Input:
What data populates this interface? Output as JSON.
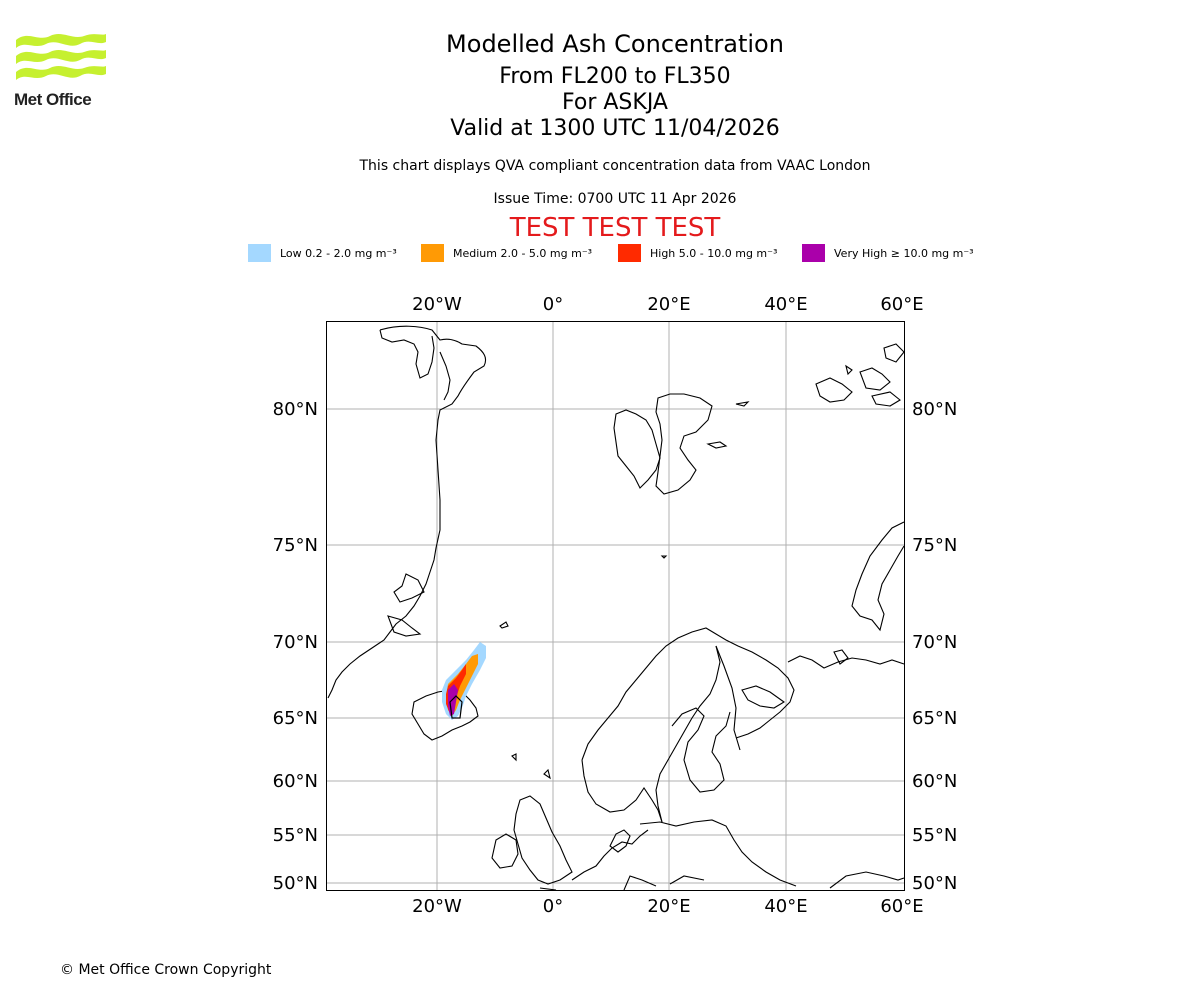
{
  "logo": {
    "name": "Met Office",
    "color": "#c6f030"
  },
  "header": {
    "title": "Modelled Ash Concentration",
    "level_range": "From FL200 to FL350",
    "volcano": "For ASKJA",
    "valid_time": "Valid at 1300 UTC 11/04/2026",
    "description": "This chart displays QVA compliant concentration data from VAAC London",
    "issue_time": "Issue Time: 0700 UTC 11 Apr 2026",
    "test_banner": "TEST TEST TEST",
    "test_color": "#e41a1c"
  },
  "legend": {
    "items": [
      {
        "label": "Low 0.2 - 2.0 mg m⁻³",
        "color": "#a4d8ff"
      },
      {
        "label": "Medium 2.0 - 5.0 mg m⁻³",
        "color": "#ff9a05"
      },
      {
        "label": "High 5.0 - 10.0 mg m⁻³",
        "color": "#ff2a00"
      },
      {
        "label": "Very High  ≥  10.0 mg m⁻³",
        "color": "#aa00aa"
      }
    ]
  },
  "map": {
    "lon_ticks": [
      "20°W",
      "0°",
      "20°E",
      "40°E",
      "60°E"
    ],
    "lat_ticks": [
      "80°N",
      "75°N",
      "70°N",
      "65°N",
      "60°N",
      "55°N",
      "50°N"
    ],
    "coastline_color": "#000000",
    "gridline_color": "#b0b0b0"
  },
  "footer": {
    "copyright": "© Met Office Crown Copyright"
  }
}
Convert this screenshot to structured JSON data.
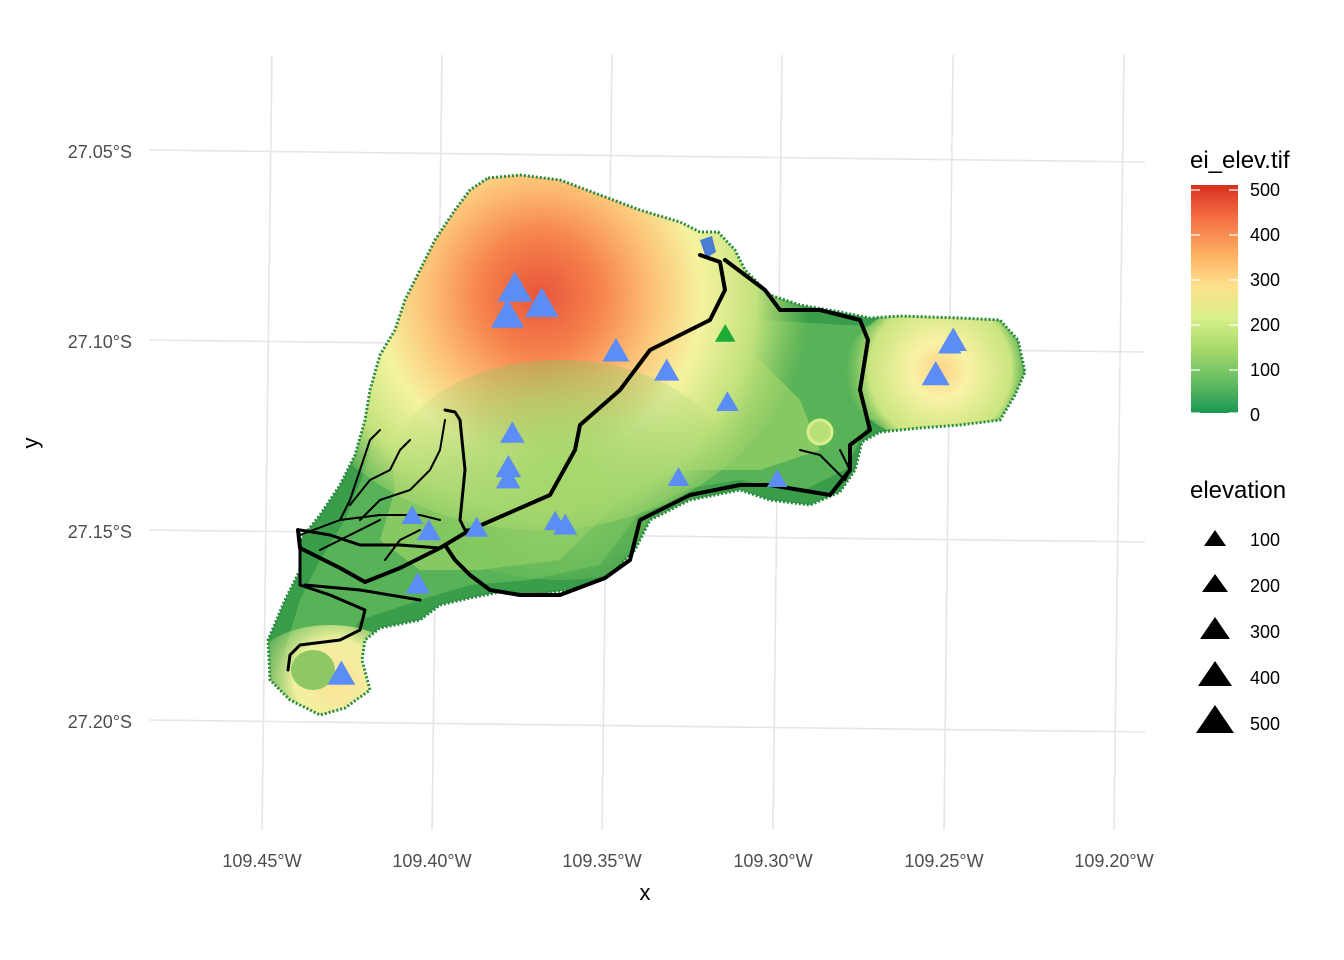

Short problem:
Write out every entry again word for word, without any of the pictures.

Result for this exercise:
What data populates this interface? Output as JSON.
{
  "logo": {
    "name": "Met Office",
    "color": "#c6f030"
  },
  "header": {
    "title": "Modelled Ash Concentration",
    "level_range": "From FL200 to FL350",
    "volcano": "For ASKJA",
    "valid_time": "Valid at 1300 UTC 11/04/2026",
    "description": "This chart displays QVA compliant concentration data from VAAC London",
    "issue_time": "Issue Time: 0700 UTC 11 Apr 2026",
    "test_banner": "TEST TEST TEST",
    "test_color": "#e41a1c"
  },
  "legend": {
    "items": [
      {
        "label": "Low 0.2 - 2.0 mg m⁻³",
        "color": "#a4d8ff"
      },
      {
        "label": "Medium 2.0 - 5.0 mg m⁻³",
        "color": "#ff9a05"
      },
      {
        "label": "High 5.0 - 10.0 mg m⁻³",
        "color": "#ff2a00"
      },
      {
        "label": "Very High  ≥  10.0 mg m⁻³",
        "color": "#aa00aa"
      }
    ]
  },
  "map": {
    "lon_ticks": [
      "20°W",
      "0°",
      "20°E",
      "40°E",
      "60°E"
    ],
    "lat_ticks": [
      "80°N",
      "75°N",
      "70°N",
      "65°N",
      "60°N",
      "55°N",
      "50°N"
    ],
    "coastline_color": "#000000",
    "gridline_color": "#b0b0b0"
  },
  "footer": {
    "copyright": "© Met Office Crown Copyright"
  }
}
Convert this screenshot to structured JSON data.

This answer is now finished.